Problem requirements |
Print all of the lines exactly. Any picture among them stays out.

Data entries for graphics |
##############################

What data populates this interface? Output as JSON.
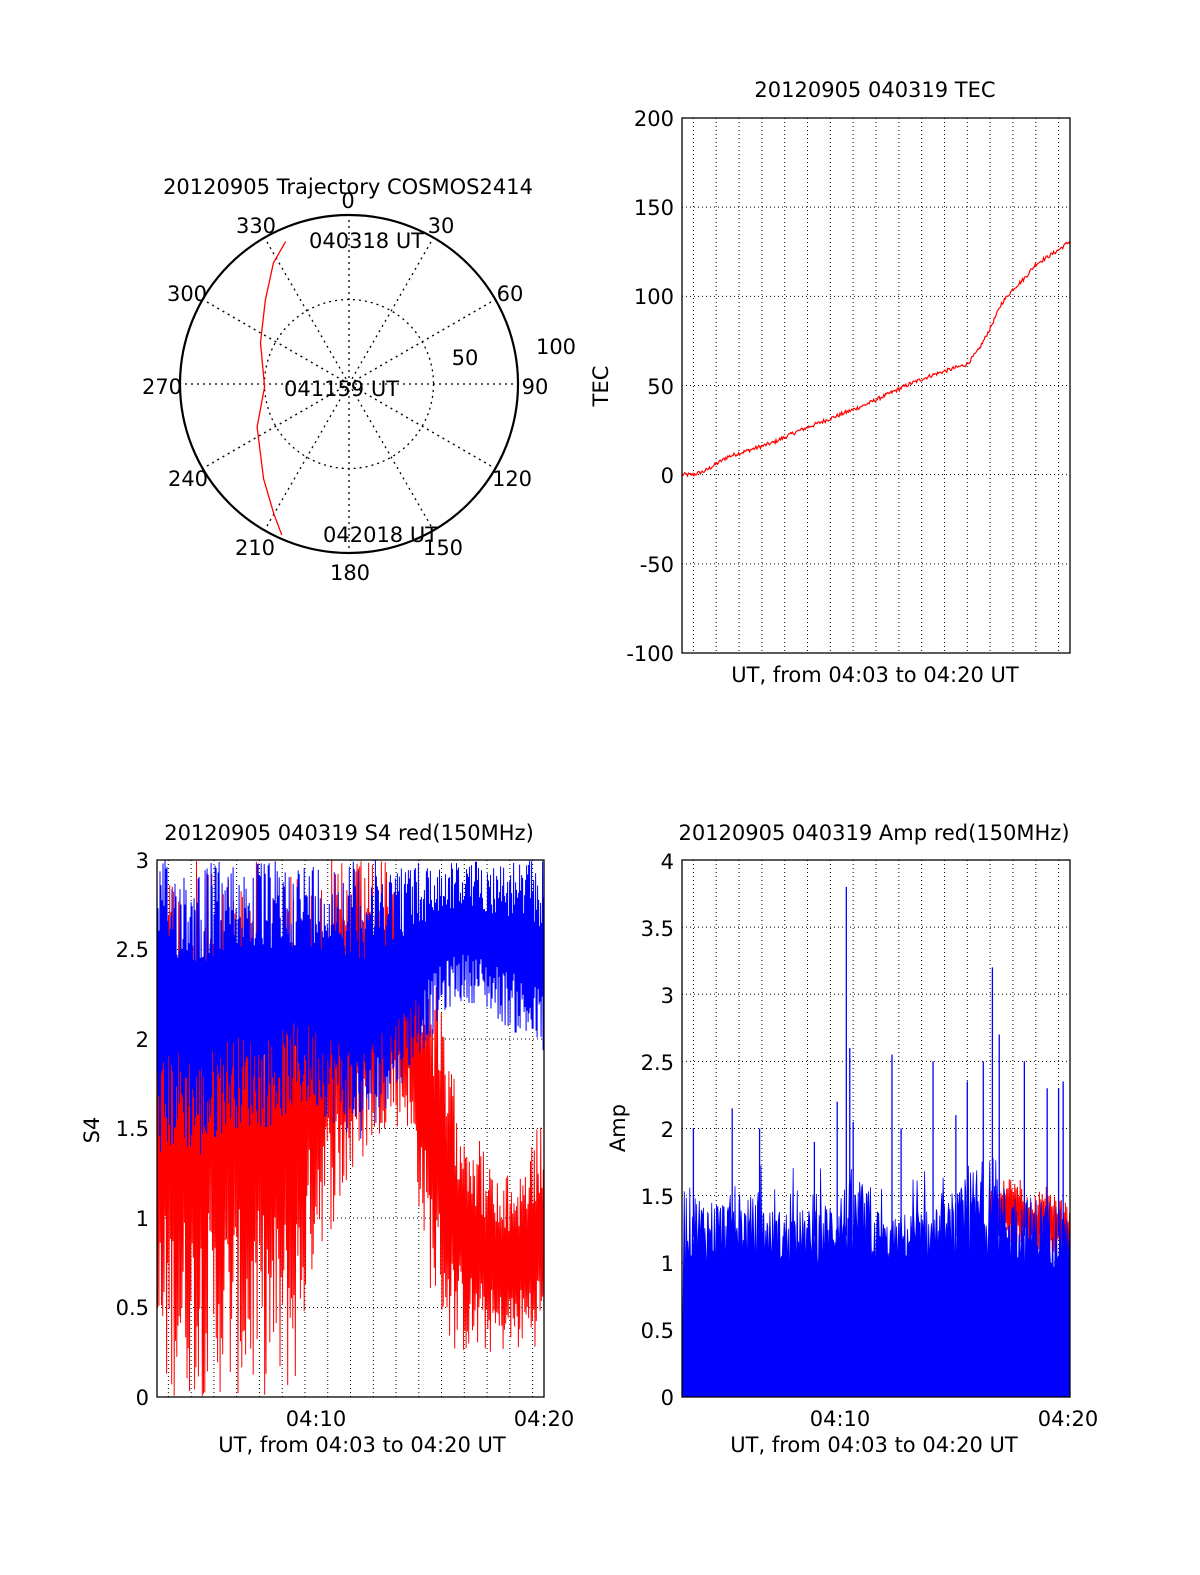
{
  "chart_data": [
    {
      "type": "polar",
      "title": "20120905 Trajectory COSMOS2414",
      "azimuth_ticks": [
        "0",
        "30",
        "60",
        "90",
        "120",
        "150",
        "180",
        "210",
        "240",
        "270",
        "300",
        "330"
      ],
      "radial_ticks": [
        "50",
        "100"
      ],
      "series": [
        {
          "color": "#ff0000",
          "azimuth_deg": [
            336,
            328,
            315,
            295,
            268,
            245,
            222,
            210,
            204
          ],
          "zenith": [
            83,
            76,
            63,
            52,
            45,
            54,
            68,
            80,
            88
          ]
        }
      ],
      "annotations": [
        {
          "text": "040318 UT",
          "azimuth_deg": 5,
          "zenith": 84
        },
        {
          "text": "041159 UT",
          "azimuth_deg": 270,
          "zenith": 2
        },
        {
          "text": "042018 UT",
          "azimuth_deg": 177,
          "zenith": 88
        }
      ]
    },
    {
      "type": "line",
      "title": "20120905 040319 TEC",
      "xlabel": "UT, from 04:03 to 04:20 UT",
      "ylabel": "TEC",
      "xlim": [
        0,
        17
      ],
      "ylim": [
        -100,
        200
      ],
      "yticks": [
        "200",
        "150",
        "100",
        "50",
        "0",
        "-50",
        "-100"
      ],
      "grid": true,
      "series": [
        {
          "color": "#ff0000",
          "x": [
            0,
            0.5,
            1,
            1.5,
            2,
            3,
            4,
            5,
            6,
            7,
            8,
            9,
            9.5,
            10,
            11,
            12,
            12.5,
            13,
            13.5,
            14,
            14.5,
            15,
            15.5,
            16,
            16.5,
            17
          ],
          "y": [
            0,
            0,
            2,
            6,
            10,
            14,
            18,
            24,
            29,
            34,
            39,
            45,
            48,
            51,
            56,
            60,
            62,
            70,
            82,
            96,
            104,
            110,
            118,
            122,
            126,
            131
          ]
        }
      ]
    },
    {
      "type": "line",
      "title": "20120905 040319 S4 red(150MHz)",
      "xlabel": "UT, from 04:03 to 04:20 UT",
      "ylabel": "S4",
      "xlim": [
        0,
        17
      ],
      "ylim": [
        0,
        3
      ],
      "xticks": [
        "04:10",
        "04:20"
      ],
      "yticks": [
        "3",
        "2.5",
        "2",
        "1.5",
        "1",
        "0.5",
        "0"
      ],
      "grid": true,
      "series": [
        {
          "color": "#ff0000",
          "envelope": {
            "x": [
              0,
              1,
              2,
              3,
              4,
              5,
              6,
              7,
              8,
              9,
              10,
              11,
              12,
              13,
              14,
              15,
              16,
              17
            ],
            "low": [
              0,
              0,
              0,
              0,
              0,
              0,
              0,
              0.8,
              1.0,
              1.3,
              1.5,
              1.5,
              0.6,
              0.25,
              0.22,
              0.25,
              0.25,
              0.3
            ],
            "high": [
              3,
              3,
              3,
              3,
              3,
              3,
              3,
              3,
              3,
              3,
              3,
              2.7,
              2.5,
              1.8,
              1.5,
              1.2,
              1.3,
              1.6
            ]
          }
        },
        {
          "color": "#0000ff",
          "envelope": {
            "x": [
              0,
              1,
              2,
              3,
              4,
              5,
              6,
              7,
              8,
              9,
              10,
              11,
              12,
              13,
              14,
              15,
              16,
              17
            ],
            "low": [
              1.3,
              1.4,
              1.3,
              1.5,
              1.5,
              1.5,
              1.6,
              1.6,
              1.5,
              1.4,
              1.6,
              1.8,
              2.0,
              2.2,
              2.2,
              2.1,
              2.0,
              1.9
            ],
            "high": [
              3,
              3,
              3,
              3,
              3,
              3,
              3,
              3,
              3,
              3,
              3,
              3,
              3,
              3,
              3,
              3,
              3,
              3
            ]
          }
        }
      ]
    },
    {
      "type": "line",
      "title": "20120905 040319 Amp red(150MHz)",
      "xlabel": "UT, from 04:03 to 04:20 UT",
      "ylabel": "Amp",
      "xlim": [
        0,
        17
      ],
      "ylim": [
        0,
        4
      ],
      "xticks": [
        "04:10",
        "04:20"
      ],
      "yticks": [
        "4",
        "3.5",
        "3",
        "2.5",
        "2",
        "1.5",
        "1",
        "0.5",
        "0"
      ],
      "grid": true,
      "series": [
        {
          "color": "#ff0000",
          "envelope": {
            "x": [
              13.5,
              14,
              14.5,
              15,
              15.5,
              16,
              16.5,
              17
            ],
            "low": [
              1.2,
              1.2,
              1.1,
              1.1,
              1.0,
              1.0,
              1.0,
              0.9
            ],
            "high": [
              1.6,
              1.6,
              1.7,
              1.6,
              1.5,
              1.6,
              1.5,
              1.5
            ]
          }
        },
        {
          "color": "#0000ff",
          "envelope": {
            "x": [
              0,
              1,
              2,
              3,
              4,
              5,
              6,
              7,
              8,
              9,
              10,
              11,
              12,
              13,
              14,
              15,
              16,
              17
            ],
            "low": [
              0,
              0,
              0,
              0,
              0,
              0,
              0,
              0,
              0,
              0,
              0,
              0,
              0,
              0,
              0,
              0,
              0,
              0
            ],
            "high": [
              1.6,
              1.5,
              1.5,
              1.5,
              1.4,
              1.4,
              1.4,
              1.6,
              1.6,
              1.3,
              1.4,
              1.4,
              1.5,
              1.8,
              1.6,
              1.5,
              1.5,
              1.4
            ]
          },
          "peaks": [
            {
              "x": 0.5,
              "y": 2.0
            },
            {
              "x": 2.2,
              "y": 2.15
            },
            {
              "x": 3.4,
              "y": 2.0
            },
            {
              "x": 5.8,
              "y": 1.9
            },
            {
              "x": 6.8,
              "y": 2.2
            },
            {
              "x": 7.5,
              "y": 2.05
            },
            {
              "x": 7.2,
              "y": 3.8
            },
            {
              "x": 7.35,
              "y": 2.6
            },
            {
              "x": 9.2,
              "y": 2.55
            },
            {
              "x": 9.6,
              "y": 2.0
            },
            {
              "x": 11.0,
              "y": 2.5
            },
            {
              "x": 12.0,
              "y": 2.1
            },
            {
              "x": 12.5,
              "y": 2.35
            },
            {
              "x": 13.2,
              "y": 2.5
            },
            {
              "x": 13.6,
              "y": 3.2
            },
            {
              "x": 13.9,
              "y": 2.7
            },
            {
              "x": 15.0,
              "y": 2.5
            },
            {
              "x": 16.0,
              "y": 2.3
            },
            {
              "x": 16.5,
              "y": 2.3
            },
            {
              "x": 16.7,
              "y": 2.35
            }
          ]
        }
      ]
    }
  ]
}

##############################

Answer |
What data populates this interface? Output as JSON.
{
  "chart_data": [
    {
      "type": "polar",
      "title": "20120905 Trajectory COSMOS2414",
      "azimuth_ticks": [
        "0",
        "30",
        "60",
        "90",
        "120",
        "150",
        "180",
        "210",
        "240",
        "270",
        "300",
        "330"
      ],
      "radial_ticks": [
        "50",
        "100"
      ],
      "series": [
        {
          "color": "#ff0000",
          "azimuth_deg": [
            336,
            328,
            315,
            295,
            268,
            245,
            222,
            210,
            204
          ],
          "zenith": [
            83,
            76,
            63,
            52,
            45,
            54,
            68,
            80,
            88
          ]
        }
      ],
      "annotations": [
        {
          "text": "040318 UT",
          "azimuth_deg": 5,
          "zenith": 84
        },
        {
          "text": "041159 UT",
          "azimuth_deg": 270,
          "zenith": 2
        },
        {
          "text": "042018 UT",
          "azimuth_deg": 177,
          "zenith": 88
        }
      ]
    },
    {
      "type": "line",
      "title": "20120905 040319 TEC",
      "xlabel": "UT, from 04:03 to 04:20 UT",
      "ylabel": "TEC",
      "xlim": [
        0,
        17
      ],
      "ylim": [
        -100,
        200
      ],
      "yticks": [
        "200",
        "150",
        "100",
        "50",
        "0",
        "-50",
        "-100"
      ],
      "grid": true,
      "series": [
        {
          "color": "#ff0000",
          "x": [
            0,
            0.5,
            1,
            1.5,
            2,
            3,
            4,
            5,
            6,
            7,
            8,
            9,
            9.5,
            10,
            11,
            12,
            12.5,
            13,
            13.5,
            14,
            14.5,
            15,
            15.5,
            16,
            16.5,
            17
          ],
          "y": [
            0,
            0,
            2,
            6,
            10,
            14,
            18,
            24,
            29,
            34,
            39,
            45,
            48,
            51,
            56,
            60,
            62,
            70,
            82,
            96,
            104,
            110,
            118,
            122,
            126,
            131
          ]
        }
      ]
    },
    {
      "type": "line",
      "title": "20120905 040319 S4 red(150MHz)",
      "xlabel": "UT, from 04:03 to 04:20 UT",
      "ylabel": "S4",
      "xlim": [
        0,
        17
      ],
      "ylim": [
        0,
        3
      ],
      "xticks": [
        "04:10",
        "04:20"
      ],
      "yticks": [
        "3",
        "2.5",
        "2",
        "1.5",
        "1",
        "0.5",
        "0"
      ],
      "grid": true,
      "series": [
        {
          "color": "#ff0000",
          "envelope": {
            "x": [
              0,
              1,
              2,
              3,
              4,
              5,
              6,
              7,
              8,
              9,
              10,
              11,
              12,
              13,
              14,
              15,
              16,
              17
            ],
            "low": [
              0,
              0,
              0,
              0,
              0,
              0,
              0,
              0.8,
              1.0,
              1.3,
              1.5,
              1.5,
              0.6,
              0.25,
              0.22,
              0.25,
              0.25,
              0.3
            ],
            "high": [
              3,
              3,
              3,
              3,
              3,
              3,
              3,
              3,
              3,
              3,
              3,
              2.7,
              2.5,
              1.8,
              1.5,
              1.2,
              1.3,
              1.6
            ]
          }
        },
        {
          "color": "#0000ff",
          "envelope": {
            "x": [
              0,
              1,
              2,
              3,
              4,
              5,
              6,
              7,
              8,
              9,
              10,
              11,
              12,
              13,
              14,
              15,
              16,
              17
            ],
            "low": [
              1.3,
              1.4,
              1.3,
              1.5,
              1.5,
              1.5,
              1.6,
              1.6,
              1.5,
              1.4,
              1.6,
              1.8,
              2.0,
              2.2,
              2.2,
              2.1,
              2.0,
              1.9
            ],
            "high": [
              3,
              3,
              3,
              3,
              3,
              3,
              3,
              3,
              3,
              3,
              3,
              3,
              3,
              3,
              3,
              3,
              3,
              3
            ]
          }
        }
      ]
    },
    {
      "type": "line",
      "title": "20120905 040319 Amp red(150MHz)",
      "xlabel": "UT, from 04:03 to 04:20 UT",
      "ylabel": "Amp",
      "xlim": [
        0,
        17
      ],
      "ylim": [
        0,
        4
      ],
      "xticks": [
        "04:10",
        "04:20"
      ],
      "yticks": [
        "4",
        "3.5",
        "3",
        "2.5",
        "2",
        "1.5",
        "1",
        "0.5",
        "0"
      ],
      "grid": true,
      "series": [
        {
          "color": "#ff0000",
          "envelope": {
            "x": [
              13.5,
              14,
              14.5,
              15,
              15.5,
              16,
              16.5,
              17
            ],
            "low": [
              1.2,
              1.2,
              1.1,
              1.1,
              1.0,
              1.0,
              1.0,
              0.9
            ],
            "high": [
              1.6,
              1.6,
              1.7,
              1.6,
              1.5,
              1.6,
              1.5,
              1.5
            ]
          }
        },
        {
          "color": "#0000ff",
          "envelope": {
            "x": [
              0,
              1,
              2,
              3,
              4,
              5,
              6,
              7,
              8,
              9,
              10,
              11,
              12,
              13,
              14,
              15,
              16,
              17
            ],
            "low": [
              0,
              0,
              0,
              0,
              0,
              0,
              0,
              0,
              0,
              0,
              0,
              0,
              0,
              0,
              0,
              0,
              0,
              0
            ],
            "high": [
              1.6,
              1.5,
              1.5,
              1.5,
              1.4,
              1.4,
              1.4,
              1.6,
              1.6,
              1.3,
              1.4,
              1.4,
              1.5,
              1.8,
              1.6,
              1.5,
              1.5,
              1.4
            ]
          },
          "peaks": [
            {
              "x": 0.5,
              "y": 2.0
            },
            {
              "x": 2.2,
              "y": 2.15
            },
            {
              "x": 3.4,
              "y": 2.0
            },
            {
              "x": 5.8,
              "y": 1.9
            },
            {
              "x": 6.8,
              "y": 2.2
            },
            {
              "x": 7.5,
              "y": 2.05
            },
            {
              "x": 7.2,
              "y": 3.8
            },
            {
              "x": 7.35,
              "y": 2.6
            },
            {
              "x": 9.2,
              "y": 2.55
            },
            {
              "x": 9.6,
              "y": 2.0
            },
            {
              "x": 11.0,
              "y": 2.5
            },
            {
              "x": 12.0,
              "y": 2.1
            },
            {
              "x": 12.5,
              "y": 2.35
            },
            {
              "x": 13.2,
              "y": 2.5
            },
            {
              "x": 13.6,
              "y": 3.2
            },
            {
              "x": 13.9,
              "y": 2.7
            },
            {
              "x": 15.0,
              "y": 2.5
            },
            {
              "x": 16.0,
              "y": 2.3
            },
            {
              "x": 16.5,
              "y": 2.3
            },
            {
              "x": 16.7,
              "y": 2.35
            }
          ]
        }
      ]
    }
  ]
}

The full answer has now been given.